Go through the listing below and list every line with "April".

==== INPUT DATA ====

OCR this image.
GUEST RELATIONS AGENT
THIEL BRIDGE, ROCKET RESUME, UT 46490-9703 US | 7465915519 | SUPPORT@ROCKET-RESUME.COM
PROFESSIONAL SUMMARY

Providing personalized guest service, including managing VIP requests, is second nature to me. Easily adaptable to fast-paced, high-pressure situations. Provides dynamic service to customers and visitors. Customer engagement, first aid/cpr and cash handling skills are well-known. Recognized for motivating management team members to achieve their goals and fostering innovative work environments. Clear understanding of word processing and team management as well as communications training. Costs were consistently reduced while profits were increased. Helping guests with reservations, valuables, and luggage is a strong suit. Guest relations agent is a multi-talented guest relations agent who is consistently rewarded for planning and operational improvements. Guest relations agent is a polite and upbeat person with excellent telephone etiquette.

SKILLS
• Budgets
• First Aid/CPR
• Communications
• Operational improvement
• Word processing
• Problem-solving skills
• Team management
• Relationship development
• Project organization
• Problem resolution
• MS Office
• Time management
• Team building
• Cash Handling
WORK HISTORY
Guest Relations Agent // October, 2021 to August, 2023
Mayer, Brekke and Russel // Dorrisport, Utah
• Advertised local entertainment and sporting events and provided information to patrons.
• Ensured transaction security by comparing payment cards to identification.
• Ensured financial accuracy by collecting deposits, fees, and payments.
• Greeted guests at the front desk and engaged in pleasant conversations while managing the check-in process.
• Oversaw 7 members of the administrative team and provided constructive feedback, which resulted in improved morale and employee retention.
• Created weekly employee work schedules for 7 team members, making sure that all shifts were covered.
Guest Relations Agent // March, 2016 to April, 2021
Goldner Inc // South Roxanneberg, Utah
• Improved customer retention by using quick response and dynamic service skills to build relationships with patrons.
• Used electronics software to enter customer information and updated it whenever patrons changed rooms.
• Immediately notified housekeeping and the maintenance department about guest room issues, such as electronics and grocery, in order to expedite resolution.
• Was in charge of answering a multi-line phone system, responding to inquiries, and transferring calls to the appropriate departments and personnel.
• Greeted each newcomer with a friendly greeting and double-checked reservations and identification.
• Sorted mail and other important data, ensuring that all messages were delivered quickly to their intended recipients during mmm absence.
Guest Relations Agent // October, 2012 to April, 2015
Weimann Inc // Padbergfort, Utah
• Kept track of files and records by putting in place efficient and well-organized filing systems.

====

RESPONSE TO THIS EXERCISE:
Guest Relations Agent // March, 2016 to April, 2021
Guest Relations Agent // October, 2012 to April, 2015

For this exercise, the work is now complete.